>> start RECORDS FOR THIS TASK
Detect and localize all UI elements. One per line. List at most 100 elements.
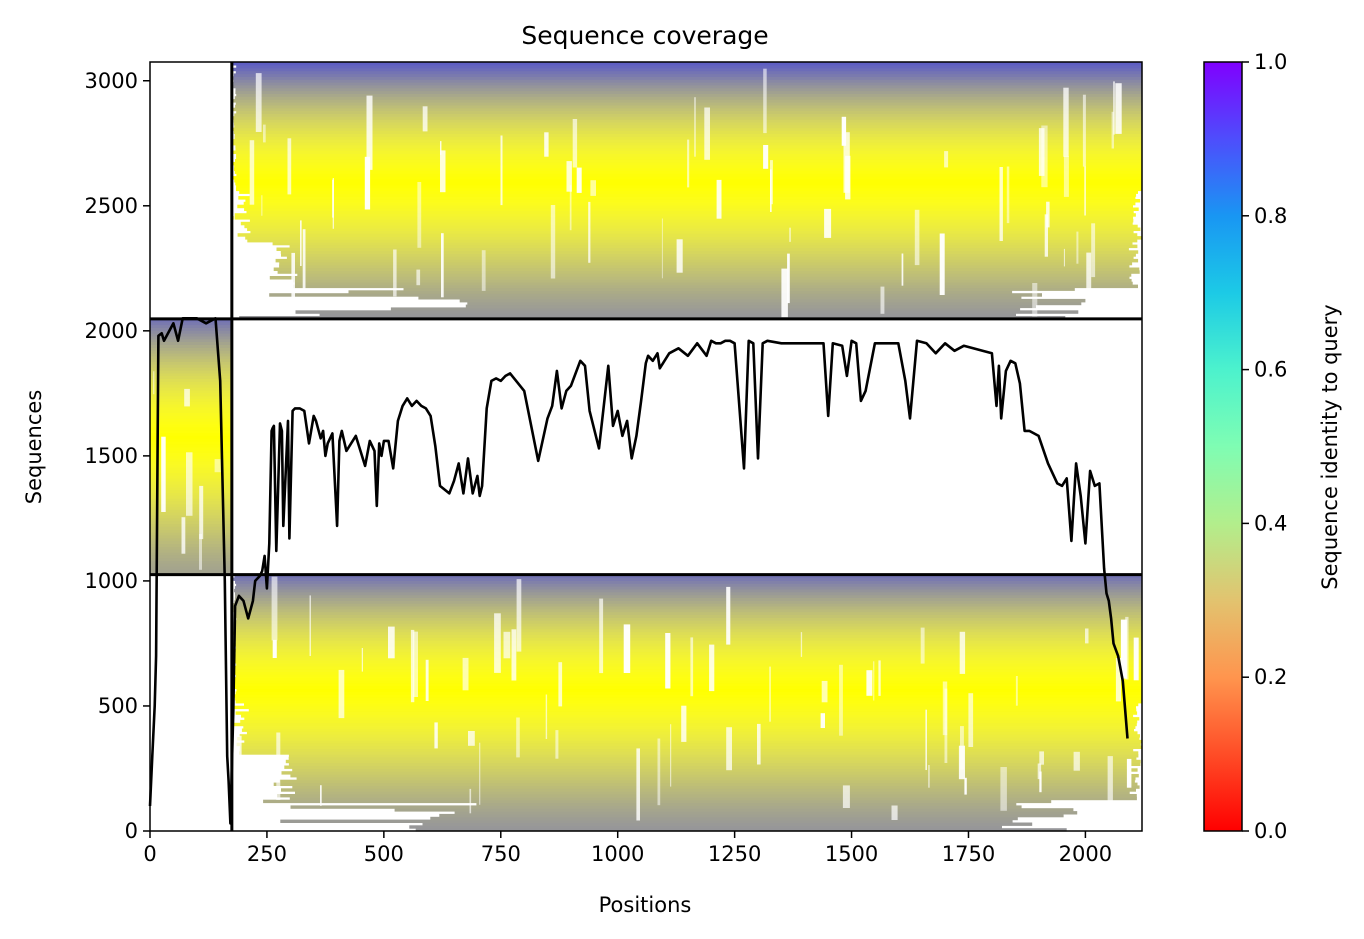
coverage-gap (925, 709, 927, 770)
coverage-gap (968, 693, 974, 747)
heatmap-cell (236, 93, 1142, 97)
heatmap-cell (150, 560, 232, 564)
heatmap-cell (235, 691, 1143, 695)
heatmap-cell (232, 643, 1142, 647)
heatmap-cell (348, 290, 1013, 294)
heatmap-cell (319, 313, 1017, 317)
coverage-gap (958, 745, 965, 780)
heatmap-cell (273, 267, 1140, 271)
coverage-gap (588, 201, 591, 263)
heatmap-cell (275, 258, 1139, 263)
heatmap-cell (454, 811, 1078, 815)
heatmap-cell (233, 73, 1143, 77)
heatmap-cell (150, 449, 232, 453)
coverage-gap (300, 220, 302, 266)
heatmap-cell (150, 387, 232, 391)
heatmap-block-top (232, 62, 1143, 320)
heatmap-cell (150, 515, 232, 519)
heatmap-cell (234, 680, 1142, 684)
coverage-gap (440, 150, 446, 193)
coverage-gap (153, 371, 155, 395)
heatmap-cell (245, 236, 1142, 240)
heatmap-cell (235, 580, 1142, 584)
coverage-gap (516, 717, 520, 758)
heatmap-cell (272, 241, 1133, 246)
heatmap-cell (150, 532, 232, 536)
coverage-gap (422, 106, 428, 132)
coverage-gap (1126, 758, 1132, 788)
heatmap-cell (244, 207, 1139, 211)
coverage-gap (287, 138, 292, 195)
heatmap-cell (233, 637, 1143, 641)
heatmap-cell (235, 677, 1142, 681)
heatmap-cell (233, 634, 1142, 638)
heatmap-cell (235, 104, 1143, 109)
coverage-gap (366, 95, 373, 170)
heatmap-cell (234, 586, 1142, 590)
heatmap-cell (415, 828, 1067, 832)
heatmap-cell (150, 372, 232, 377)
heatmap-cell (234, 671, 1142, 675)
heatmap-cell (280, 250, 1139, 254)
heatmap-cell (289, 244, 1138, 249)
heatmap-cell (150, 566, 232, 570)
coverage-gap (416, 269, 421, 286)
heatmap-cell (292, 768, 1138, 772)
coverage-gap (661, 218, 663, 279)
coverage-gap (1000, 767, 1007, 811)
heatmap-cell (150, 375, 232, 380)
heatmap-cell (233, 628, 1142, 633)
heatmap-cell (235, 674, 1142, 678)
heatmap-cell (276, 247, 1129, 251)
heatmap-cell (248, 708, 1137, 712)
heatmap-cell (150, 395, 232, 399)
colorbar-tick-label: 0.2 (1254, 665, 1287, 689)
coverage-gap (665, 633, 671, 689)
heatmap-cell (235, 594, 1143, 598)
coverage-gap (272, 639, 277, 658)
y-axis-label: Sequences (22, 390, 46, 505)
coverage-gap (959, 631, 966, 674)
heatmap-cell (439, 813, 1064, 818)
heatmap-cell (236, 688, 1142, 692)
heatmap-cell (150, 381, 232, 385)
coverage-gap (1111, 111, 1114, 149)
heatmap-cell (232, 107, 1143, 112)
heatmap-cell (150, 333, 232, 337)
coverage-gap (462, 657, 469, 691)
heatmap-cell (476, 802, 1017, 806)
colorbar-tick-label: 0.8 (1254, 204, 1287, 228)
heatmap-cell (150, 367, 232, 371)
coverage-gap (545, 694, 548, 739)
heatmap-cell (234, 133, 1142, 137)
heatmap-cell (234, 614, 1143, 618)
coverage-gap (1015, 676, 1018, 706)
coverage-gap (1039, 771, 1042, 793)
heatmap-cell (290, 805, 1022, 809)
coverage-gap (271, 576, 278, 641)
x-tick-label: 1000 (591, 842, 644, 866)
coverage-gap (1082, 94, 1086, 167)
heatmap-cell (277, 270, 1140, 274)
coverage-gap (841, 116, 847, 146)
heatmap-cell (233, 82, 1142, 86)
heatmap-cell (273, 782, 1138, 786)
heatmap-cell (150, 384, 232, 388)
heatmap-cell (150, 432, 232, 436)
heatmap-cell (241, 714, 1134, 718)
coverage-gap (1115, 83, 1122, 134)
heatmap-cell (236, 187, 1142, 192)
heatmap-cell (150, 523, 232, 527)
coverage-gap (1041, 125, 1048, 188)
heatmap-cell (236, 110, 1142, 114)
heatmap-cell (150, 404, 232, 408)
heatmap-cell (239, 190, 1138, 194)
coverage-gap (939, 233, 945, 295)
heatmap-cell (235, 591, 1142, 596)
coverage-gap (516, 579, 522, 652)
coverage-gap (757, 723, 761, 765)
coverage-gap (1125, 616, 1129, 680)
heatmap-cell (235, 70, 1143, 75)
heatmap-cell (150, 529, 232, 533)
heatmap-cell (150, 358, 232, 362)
>> end RECORDS FOR THIS TASK
WHAT YOU SHOULD DO
Reproduce every line of the entries above verbatim, omitting the pictures.

ANSWER
Detect and localize all UI elements. One per line. List at most 100 elements.
coverage-gap (925, 709, 927, 770)
coverage-gap (968, 693, 974, 747)
heatmap-cell (236, 93, 1142, 97)
heatmap-cell (150, 560, 232, 564)
heatmap-cell (235, 691, 1143, 695)
heatmap-cell (232, 643, 1142, 647)
heatmap-cell (348, 290, 1013, 294)
heatmap-cell (319, 313, 1017, 317)
coverage-gap (958, 745, 965, 780)
heatmap-cell (273, 267, 1140, 271)
coverage-gap (588, 201, 591, 263)
heatmap-cell (275, 258, 1139, 263)
heatmap-cell (454, 811, 1078, 815)
heatmap-cell (233, 73, 1143, 77)
heatmap-cell (150, 449, 232, 453)
coverage-gap (300, 220, 302, 266)
heatmap-cell (150, 387, 232, 391)
heatmap-block-top (232, 62, 1143, 320)
heatmap-cell (150, 515, 232, 519)
heatmap-cell (234, 680, 1142, 684)
coverage-gap (440, 150, 446, 193)
coverage-gap (153, 371, 155, 395)
heatmap-cell (245, 236, 1142, 240)
heatmap-cell (235, 580, 1142, 584)
coverage-gap (516, 717, 520, 758)
heatmap-cell (272, 241, 1133, 246)
heatmap-cell (150, 532, 232, 536)
coverage-gap (422, 106, 428, 132)
coverage-gap (1126, 758, 1132, 788)
heatmap-cell (244, 207, 1139, 211)
coverage-gap (287, 138, 292, 195)
heatmap-cell (233, 637, 1143, 641)
heatmap-cell (235, 677, 1142, 681)
heatmap-cell (233, 634, 1142, 638)
heatmap-cell (235, 104, 1143, 109)
coverage-gap (366, 95, 373, 170)
heatmap-cell (234, 586, 1142, 590)
heatmap-cell (415, 828, 1067, 832)
heatmap-cell (150, 372, 232, 377)
heatmap-cell (234, 671, 1142, 675)
heatmap-cell (280, 250, 1139, 254)
heatmap-cell (289, 244, 1138, 249)
heatmap-cell (150, 566, 232, 570)
coverage-gap (416, 269, 421, 286)
heatmap-cell (292, 768, 1138, 772)
coverage-gap (661, 218, 663, 279)
coverage-gap (1000, 767, 1007, 811)
heatmap-cell (150, 375, 232, 380)
heatmap-cell (233, 628, 1142, 633)
heatmap-cell (235, 674, 1142, 678)
heatmap-cell (276, 247, 1129, 251)
heatmap-cell (248, 708, 1137, 712)
heatmap-cell (150, 395, 232, 399)
colorbar-tick-label: 0.2 (1254, 665, 1287, 689)
coverage-gap (665, 633, 671, 689)
heatmap-cell (235, 594, 1143, 598)
coverage-gap (272, 639, 277, 658)
y-axis-label: Sequences (22, 390, 46, 505)
coverage-gap (959, 631, 966, 674)
heatmap-cell (439, 813, 1064, 818)
heatmap-cell (236, 688, 1142, 692)
heatmap-cell (150, 381, 232, 385)
coverage-gap (1111, 111, 1114, 149)
heatmap-cell (232, 107, 1143, 112)
heatmap-cell (150, 333, 232, 337)
coverage-gap (462, 657, 469, 691)
heatmap-cell (476, 802, 1017, 806)
colorbar-tick-label: 0.8 (1254, 204, 1287, 228)
heatmap-cell (150, 367, 232, 371)
coverage-gap (545, 694, 548, 739)
heatmap-cell (234, 133, 1142, 137)
heatmap-cell (234, 614, 1143, 618)
coverage-gap (1015, 676, 1018, 706)
coverage-gap (1039, 771, 1042, 793)
heatmap-cell (290, 805, 1022, 809)
coverage-gap (271, 576, 278, 641)
x-tick-label: 1000 (591, 842, 644, 866)
coverage-gap (1082, 94, 1086, 167)
heatmap-cell (277, 270, 1140, 274)
coverage-gap (841, 116, 847, 146)
heatmap-cell (233, 82, 1142, 86)
heatmap-cell (273, 782, 1138, 786)
heatmap-cell (150, 384, 232, 388)
heatmap-cell (150, 432, 232, 436)
heatmap-cell (241, 714, 1134, 718)
coverage-gap (1115, 83, 1122, 134)
heatmap-cell (236, 187, 1142, 192)
heatmap-cell (150, 523, 232, 527)
coverage-gap (1041, 125, 1048, 188)
heatmap-cell (236, 110, 1142, 114)
heatmap-cell (150, 404, 232, 408)
heatmap-cell (239, 190, 1138, 194)
coverage-gap (939, 233, 945, 295)
heatmap-cell (235, 591, 1142, 596)
coverage-gap (516, 579, 522, 652)
coverage-gap (757, 723, 761, 765)
coverage-gap (1125, 616, 1129, 680)
heatmap-cell (235, 70, 1143, 75)
heatmap-cell (150, 529, 232, 533)
heatmap-cell (150, 358, 232, 362)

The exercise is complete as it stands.